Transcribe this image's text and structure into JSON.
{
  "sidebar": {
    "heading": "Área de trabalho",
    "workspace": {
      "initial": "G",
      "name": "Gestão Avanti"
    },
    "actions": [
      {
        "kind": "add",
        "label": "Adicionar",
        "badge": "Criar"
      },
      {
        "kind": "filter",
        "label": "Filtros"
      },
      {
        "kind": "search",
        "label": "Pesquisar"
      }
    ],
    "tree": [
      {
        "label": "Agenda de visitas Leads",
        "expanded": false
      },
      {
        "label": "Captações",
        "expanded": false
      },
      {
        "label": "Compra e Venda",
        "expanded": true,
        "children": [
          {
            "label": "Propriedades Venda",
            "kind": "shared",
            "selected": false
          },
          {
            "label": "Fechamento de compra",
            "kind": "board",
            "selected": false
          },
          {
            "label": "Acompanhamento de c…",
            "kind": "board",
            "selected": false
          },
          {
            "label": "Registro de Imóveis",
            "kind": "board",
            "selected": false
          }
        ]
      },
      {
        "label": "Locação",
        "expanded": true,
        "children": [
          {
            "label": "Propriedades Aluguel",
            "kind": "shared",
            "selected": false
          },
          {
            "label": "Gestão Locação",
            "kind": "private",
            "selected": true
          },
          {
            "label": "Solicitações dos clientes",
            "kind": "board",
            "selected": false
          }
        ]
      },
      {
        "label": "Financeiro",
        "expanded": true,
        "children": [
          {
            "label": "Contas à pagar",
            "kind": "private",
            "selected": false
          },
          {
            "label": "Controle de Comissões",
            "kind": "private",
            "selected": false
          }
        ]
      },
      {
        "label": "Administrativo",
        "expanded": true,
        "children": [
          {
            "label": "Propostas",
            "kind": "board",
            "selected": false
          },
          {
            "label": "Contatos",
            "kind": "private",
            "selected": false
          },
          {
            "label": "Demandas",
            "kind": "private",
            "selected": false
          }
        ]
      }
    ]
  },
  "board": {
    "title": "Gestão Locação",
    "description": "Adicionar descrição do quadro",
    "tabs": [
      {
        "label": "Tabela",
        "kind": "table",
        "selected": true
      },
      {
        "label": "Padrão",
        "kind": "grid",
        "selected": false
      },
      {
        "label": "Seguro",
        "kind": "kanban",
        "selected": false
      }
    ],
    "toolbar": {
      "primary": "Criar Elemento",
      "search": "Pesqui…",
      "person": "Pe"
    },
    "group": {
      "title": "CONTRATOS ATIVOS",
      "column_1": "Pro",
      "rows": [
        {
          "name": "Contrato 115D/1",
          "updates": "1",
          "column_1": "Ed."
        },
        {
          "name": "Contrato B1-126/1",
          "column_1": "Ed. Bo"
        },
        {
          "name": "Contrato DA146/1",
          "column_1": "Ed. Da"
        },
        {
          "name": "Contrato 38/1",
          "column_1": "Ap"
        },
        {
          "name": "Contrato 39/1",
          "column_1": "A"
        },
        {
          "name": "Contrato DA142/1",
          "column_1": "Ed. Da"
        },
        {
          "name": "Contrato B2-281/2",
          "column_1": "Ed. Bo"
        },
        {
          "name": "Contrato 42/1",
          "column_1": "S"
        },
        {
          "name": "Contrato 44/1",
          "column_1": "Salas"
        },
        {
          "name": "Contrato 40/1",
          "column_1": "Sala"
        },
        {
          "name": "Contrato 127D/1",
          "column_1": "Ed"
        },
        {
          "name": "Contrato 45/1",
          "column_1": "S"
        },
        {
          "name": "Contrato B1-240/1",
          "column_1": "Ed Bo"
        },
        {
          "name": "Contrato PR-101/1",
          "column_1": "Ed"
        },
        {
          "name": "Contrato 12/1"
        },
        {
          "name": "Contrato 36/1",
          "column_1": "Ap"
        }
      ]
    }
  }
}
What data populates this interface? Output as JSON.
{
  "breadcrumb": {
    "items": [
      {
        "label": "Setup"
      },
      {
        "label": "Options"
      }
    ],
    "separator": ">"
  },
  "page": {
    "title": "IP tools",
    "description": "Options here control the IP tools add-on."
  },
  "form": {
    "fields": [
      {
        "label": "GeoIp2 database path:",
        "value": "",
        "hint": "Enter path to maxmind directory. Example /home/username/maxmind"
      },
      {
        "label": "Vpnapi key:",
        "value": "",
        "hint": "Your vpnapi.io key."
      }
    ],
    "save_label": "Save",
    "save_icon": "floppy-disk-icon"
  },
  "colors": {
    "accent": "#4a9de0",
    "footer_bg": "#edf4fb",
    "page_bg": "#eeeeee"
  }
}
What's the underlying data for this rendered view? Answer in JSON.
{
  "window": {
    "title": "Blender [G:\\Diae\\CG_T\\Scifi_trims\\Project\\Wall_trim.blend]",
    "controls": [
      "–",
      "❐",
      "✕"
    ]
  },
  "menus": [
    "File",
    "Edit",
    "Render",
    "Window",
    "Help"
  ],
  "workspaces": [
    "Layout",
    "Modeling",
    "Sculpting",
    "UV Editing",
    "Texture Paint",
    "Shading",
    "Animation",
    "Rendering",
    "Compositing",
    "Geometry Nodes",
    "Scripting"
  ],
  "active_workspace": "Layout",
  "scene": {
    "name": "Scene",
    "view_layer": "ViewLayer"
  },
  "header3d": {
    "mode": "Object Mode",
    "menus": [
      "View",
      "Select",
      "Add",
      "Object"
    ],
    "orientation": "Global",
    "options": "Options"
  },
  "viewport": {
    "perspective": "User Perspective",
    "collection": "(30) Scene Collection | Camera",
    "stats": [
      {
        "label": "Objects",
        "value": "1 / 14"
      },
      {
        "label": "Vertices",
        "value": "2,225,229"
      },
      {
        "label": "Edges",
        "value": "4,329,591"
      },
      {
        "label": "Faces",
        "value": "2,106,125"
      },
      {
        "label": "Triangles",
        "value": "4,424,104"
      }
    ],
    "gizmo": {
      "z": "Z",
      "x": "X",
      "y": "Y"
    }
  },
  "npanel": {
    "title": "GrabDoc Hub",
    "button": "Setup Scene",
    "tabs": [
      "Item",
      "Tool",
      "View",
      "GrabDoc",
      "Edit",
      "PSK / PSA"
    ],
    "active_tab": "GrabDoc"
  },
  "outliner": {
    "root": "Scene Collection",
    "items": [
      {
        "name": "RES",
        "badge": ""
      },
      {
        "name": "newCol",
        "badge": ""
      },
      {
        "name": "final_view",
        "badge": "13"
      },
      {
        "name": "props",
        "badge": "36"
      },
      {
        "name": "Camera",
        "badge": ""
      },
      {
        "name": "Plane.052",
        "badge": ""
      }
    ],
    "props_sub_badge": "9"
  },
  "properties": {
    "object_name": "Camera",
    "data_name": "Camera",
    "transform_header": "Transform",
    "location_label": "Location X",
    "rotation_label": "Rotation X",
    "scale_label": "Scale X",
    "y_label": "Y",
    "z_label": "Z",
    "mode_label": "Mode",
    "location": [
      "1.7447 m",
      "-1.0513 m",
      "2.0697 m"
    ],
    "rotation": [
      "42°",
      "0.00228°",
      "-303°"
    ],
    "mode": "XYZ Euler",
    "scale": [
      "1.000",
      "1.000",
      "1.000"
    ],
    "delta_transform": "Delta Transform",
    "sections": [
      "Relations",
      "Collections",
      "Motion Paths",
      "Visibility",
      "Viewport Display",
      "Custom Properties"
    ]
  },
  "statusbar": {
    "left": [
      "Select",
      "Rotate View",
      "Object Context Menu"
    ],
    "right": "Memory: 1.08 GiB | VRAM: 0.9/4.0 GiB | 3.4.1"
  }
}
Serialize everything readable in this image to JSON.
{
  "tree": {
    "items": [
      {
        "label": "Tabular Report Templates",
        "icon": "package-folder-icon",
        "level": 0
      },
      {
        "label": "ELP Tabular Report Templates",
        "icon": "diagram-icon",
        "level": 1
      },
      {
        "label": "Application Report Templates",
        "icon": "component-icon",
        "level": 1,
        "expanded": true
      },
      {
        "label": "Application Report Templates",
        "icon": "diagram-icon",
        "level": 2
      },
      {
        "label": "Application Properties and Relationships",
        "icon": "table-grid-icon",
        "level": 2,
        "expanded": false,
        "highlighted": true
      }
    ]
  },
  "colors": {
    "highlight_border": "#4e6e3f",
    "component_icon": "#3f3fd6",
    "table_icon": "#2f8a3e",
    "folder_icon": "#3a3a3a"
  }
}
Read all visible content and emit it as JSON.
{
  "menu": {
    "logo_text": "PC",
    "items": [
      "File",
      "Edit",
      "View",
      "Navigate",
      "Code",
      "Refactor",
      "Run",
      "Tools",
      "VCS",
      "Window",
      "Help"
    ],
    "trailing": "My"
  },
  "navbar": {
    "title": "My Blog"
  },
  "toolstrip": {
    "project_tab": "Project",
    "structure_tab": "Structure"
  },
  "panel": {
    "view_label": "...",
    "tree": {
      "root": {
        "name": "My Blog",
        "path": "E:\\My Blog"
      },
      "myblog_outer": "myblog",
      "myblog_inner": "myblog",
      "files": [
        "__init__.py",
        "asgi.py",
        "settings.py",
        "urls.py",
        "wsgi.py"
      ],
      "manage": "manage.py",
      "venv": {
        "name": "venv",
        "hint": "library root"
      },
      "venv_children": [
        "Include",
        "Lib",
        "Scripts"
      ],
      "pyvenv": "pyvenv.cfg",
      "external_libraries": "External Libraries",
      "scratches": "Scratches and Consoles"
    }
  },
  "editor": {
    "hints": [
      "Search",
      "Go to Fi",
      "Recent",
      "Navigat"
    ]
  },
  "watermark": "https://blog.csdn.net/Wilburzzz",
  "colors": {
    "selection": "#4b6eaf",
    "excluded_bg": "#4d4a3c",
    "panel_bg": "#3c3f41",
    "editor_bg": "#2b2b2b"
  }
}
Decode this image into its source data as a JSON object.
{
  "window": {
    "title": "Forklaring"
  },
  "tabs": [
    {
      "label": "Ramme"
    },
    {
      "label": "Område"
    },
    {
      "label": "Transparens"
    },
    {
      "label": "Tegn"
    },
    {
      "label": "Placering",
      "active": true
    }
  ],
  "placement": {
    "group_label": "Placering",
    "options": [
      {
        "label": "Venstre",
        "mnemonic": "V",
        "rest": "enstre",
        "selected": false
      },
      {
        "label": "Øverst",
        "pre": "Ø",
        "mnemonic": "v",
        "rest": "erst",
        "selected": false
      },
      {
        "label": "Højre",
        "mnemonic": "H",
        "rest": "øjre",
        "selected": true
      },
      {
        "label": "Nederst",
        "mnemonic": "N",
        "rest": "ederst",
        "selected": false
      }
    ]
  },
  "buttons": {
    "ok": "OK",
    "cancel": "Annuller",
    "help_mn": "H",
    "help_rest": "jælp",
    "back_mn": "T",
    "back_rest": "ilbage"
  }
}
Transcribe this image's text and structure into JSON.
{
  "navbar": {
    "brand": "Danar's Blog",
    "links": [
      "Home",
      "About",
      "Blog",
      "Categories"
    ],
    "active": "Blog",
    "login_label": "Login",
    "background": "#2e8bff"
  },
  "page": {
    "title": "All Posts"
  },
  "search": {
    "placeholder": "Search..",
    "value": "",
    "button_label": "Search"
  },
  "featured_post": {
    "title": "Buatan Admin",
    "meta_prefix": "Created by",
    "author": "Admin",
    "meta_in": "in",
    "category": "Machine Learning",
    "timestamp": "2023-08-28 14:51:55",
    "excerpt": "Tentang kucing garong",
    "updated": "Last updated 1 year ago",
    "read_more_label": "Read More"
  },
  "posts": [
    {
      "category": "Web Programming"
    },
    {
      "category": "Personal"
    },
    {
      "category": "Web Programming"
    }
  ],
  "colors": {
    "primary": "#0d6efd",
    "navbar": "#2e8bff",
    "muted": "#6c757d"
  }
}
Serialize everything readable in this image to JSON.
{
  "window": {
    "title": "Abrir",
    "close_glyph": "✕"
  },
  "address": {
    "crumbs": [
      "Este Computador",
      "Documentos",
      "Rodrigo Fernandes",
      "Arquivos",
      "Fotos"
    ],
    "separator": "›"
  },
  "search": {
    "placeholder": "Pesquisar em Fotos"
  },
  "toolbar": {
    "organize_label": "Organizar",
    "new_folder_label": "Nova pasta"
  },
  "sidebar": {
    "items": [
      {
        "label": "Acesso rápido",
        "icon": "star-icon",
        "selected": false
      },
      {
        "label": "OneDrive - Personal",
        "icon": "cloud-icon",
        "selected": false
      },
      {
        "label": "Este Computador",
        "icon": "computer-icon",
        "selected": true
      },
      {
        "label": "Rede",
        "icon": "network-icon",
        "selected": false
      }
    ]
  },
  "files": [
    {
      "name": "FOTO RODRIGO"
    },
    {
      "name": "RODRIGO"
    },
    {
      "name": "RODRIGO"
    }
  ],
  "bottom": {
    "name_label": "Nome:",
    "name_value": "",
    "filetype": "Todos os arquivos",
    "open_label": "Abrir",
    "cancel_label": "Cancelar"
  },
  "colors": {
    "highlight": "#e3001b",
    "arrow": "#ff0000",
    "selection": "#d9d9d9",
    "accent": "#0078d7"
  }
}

YOUR TASK: Check every line of the data above for the string "selection", and copy those that have it.

SOLUTION TO THIS TASK:
    "selection": "#4b6eaf",
    "selection": "#d9d9d9",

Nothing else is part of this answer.